Figure record listings:
--------

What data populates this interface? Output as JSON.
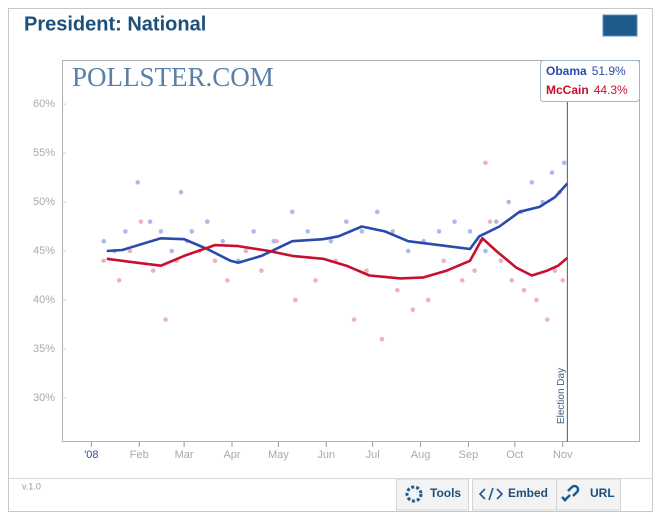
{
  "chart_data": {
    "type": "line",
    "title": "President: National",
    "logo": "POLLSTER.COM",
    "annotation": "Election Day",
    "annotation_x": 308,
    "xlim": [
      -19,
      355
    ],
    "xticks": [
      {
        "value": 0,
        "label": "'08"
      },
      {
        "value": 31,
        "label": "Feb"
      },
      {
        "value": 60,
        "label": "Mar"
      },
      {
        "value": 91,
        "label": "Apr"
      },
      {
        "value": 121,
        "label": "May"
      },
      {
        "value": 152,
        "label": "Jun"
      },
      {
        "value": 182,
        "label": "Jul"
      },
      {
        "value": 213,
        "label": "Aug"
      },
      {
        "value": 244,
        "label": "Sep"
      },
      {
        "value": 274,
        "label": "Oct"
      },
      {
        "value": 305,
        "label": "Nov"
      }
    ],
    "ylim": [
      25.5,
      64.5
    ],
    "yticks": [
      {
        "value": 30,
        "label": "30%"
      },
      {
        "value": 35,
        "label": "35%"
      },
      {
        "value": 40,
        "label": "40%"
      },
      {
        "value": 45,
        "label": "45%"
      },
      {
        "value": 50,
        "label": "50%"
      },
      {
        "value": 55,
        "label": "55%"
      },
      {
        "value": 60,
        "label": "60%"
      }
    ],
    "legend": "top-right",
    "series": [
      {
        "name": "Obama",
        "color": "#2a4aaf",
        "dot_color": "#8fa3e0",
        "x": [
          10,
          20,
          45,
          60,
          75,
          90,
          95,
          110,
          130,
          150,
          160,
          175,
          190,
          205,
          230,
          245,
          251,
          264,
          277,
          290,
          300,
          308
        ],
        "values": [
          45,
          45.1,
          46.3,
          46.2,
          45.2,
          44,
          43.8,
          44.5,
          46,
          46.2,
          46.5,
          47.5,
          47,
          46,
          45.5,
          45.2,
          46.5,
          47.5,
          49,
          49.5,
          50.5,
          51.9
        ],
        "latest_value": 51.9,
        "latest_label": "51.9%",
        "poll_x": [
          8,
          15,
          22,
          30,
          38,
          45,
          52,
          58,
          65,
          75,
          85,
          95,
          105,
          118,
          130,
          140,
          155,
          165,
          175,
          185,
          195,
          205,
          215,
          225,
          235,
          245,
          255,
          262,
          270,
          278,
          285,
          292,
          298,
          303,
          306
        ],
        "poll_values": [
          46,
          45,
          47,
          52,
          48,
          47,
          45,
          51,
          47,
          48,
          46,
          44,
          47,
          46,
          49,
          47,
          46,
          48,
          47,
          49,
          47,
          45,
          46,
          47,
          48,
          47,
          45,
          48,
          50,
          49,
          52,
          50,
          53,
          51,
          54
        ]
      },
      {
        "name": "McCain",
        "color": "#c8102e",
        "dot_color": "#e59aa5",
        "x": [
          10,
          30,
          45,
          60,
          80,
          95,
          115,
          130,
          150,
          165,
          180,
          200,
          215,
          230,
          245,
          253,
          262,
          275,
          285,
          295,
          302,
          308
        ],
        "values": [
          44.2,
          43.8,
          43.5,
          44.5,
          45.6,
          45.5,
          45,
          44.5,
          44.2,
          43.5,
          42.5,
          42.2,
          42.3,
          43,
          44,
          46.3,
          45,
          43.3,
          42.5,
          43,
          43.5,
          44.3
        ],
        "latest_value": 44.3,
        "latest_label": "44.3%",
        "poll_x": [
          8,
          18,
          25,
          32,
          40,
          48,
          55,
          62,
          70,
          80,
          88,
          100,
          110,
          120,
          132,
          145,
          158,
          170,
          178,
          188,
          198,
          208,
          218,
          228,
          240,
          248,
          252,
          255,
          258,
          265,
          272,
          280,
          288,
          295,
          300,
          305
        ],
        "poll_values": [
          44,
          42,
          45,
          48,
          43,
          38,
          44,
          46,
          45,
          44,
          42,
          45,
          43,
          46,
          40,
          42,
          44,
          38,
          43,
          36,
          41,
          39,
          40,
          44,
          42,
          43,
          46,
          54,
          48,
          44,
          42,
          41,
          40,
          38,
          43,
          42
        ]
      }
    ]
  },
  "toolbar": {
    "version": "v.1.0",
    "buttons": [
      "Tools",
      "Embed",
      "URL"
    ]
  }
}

--------

> Problem to work on: Strip the images and reproduce the remaining records precisely.

> The output:
What data populates this interface? Output as JSON.
{
  "chart_data": {
    "type": "line",
    "title": "President: National",
    "logo": "POLLSTER.COM",
    "annotation": "Election Day",
    "annotation_x": 308,
    "xlim": [
      -19,
      355
    ],
    "xticks": [
      {
        "value": 0,
        "label": "'08"
      },
      {
        "value": 31,
        "label": "Feb"
      },
      {
        "value": 60,
        "label": "Mar"
      },
      {
        "value": 91,
        "label": "Apr"
      },
      {
        "value": 121,
        "label": "May"
      },
      {
        "value": 152,
        "label": "Jun"
      },
      {
        "value": 182,
        "label": "Jul"
      },
      {
        "value": 213,
        "label": "Aug"
      },
      {
        "value": 244,
        "label": "Sep"
      },
      {
        "value": 274,
        "label": "Oct"
      },
      {
        "value": 305,
        "label": "Nov"
      }
    ],
    "ylim": [
      25.5,
      64.5
    ],
    "yticks": [
      {
        "value": 30,
        "label": "30%"
      },
      {
        "value": 35,
        "label": "35%"
      },
      {
        "value": 40,
        "label": "40%"
      },
      {
        "value": 45,
        "label": "45%"
      },
      {
        "value": 50,
        "label": "50%"
      },
      {
        "value": 55,
        "label": "55%"
      },
      {
        "value": 60,
        "label": "60%"
      }
    ],
    "legend": "top-right",
    "series": [
      {
        "name": "Obama",
        "color": "#2a4aaf",
        "dot_color": "#8fa3e0",
        "x": [
          10,
          20,
          45,
          60,
          75,
          90,
          95,
          110,
          130,
          150,
          160,
          175,
          190,
          205,
          230,
          245,
          251,
          264,
          277,
          290,
          300,
          308
        ],
        "values": [
          45,
          45.1,
          46.3,
          46.2,
          45.2,
          44,
          43.8,
          44.5,
          46,
          46.2,
          46.5,
          47.5,
          47,
          46,
          45.5,
          45.2,
          46.5,
          47.5,
          49,
          49.5,
          50.5,
          51.9
        ],
        "latest_value": 51.9,
        "latest_label": "51.9%",
        "poll_x": [
          8,
          15,
          22,
          30,
          38,
          45,
          52,
          58,
          65,
          75,
          85,
          95,
          105,
          118,
          130,
          140,
          155,
          165,
          175,
          185,
          195,
          205,
          215,
          225,
          235,
          245,
          255,
          262,
          270,
          278,
          285,
          292,
          298,
          303,
          306
        ],
        "poll_values": [
          46,
          45,
          47,
          52,
          48,
          47,
          45,
          51,
          47,
          48,
          46,
          44,
          47,
          46,
          49,
          47,
          46,
          48,
          47,
          49,
          47,
          45,
          46,
          47,
          48,
          47,
          45,
          48,
          50,
          49,
          52,
          50,
          53,
          51,
          54
        ]
      },
      {
        "name": "McCain",
        "color": "#c8102e",
        "dot_color": "#e59aa5",
        "x": [
          10,
          30,
          45,
          60,
          80,
          95,
          115,
          130,
          150,
          165,
          180,
          200,
          215,
          230,
          245,
          253,
          262,
          275,
          285,
          295,
          302,
          308
        ],
        "values": [
          44.2,
          43.8,
          43.5,
          44.5,
          45.6,
          45.5,
          45,
          44.5,
          44.2,
          43.5,
          42.5,
          42.2,
          42.3,
          43,
          44,
          46.3,
          45,
          43.3,
          42.5,
          43,
          43.5,
          44.3
        ],
        "latest_value": 44.3,
        "latest_label": "44.3%",
        "poll_x": [
          8,
          18,
          25,
          32,
          40,
          48,
          55,
          62,
          70,
          80,
          88,
          100,
          110,
          120,
          132,
          145,
          158,
          170,
          178,
          188,
          198,
          208,
          218,
          228,
          240,
          248,
          252,
          255,
          258,
          265,
          272,
          280,
          288,
          295,
          300,
          305
        ],
        "poll_values": [
          44,
          42,
          45,
          48,
          43,
          38,
          44,
          46,
          45,
          44,
          42,
          45,
          43,
          46,
          40,
          42,
          44,
          38,
          43,
          36,
          41,
          39,
          40,
          44,
          42,
          43,
          46,
          54,
          48,
          44,
          42,
          41,
          40,
          38,
          43,
          42
        ]
      }
    ]
  },
  "toolbar": {
    "version": "v.1.0",
    "buttons": [
      "Tools",
      "Embed",
      "URL"
    ]
  }
}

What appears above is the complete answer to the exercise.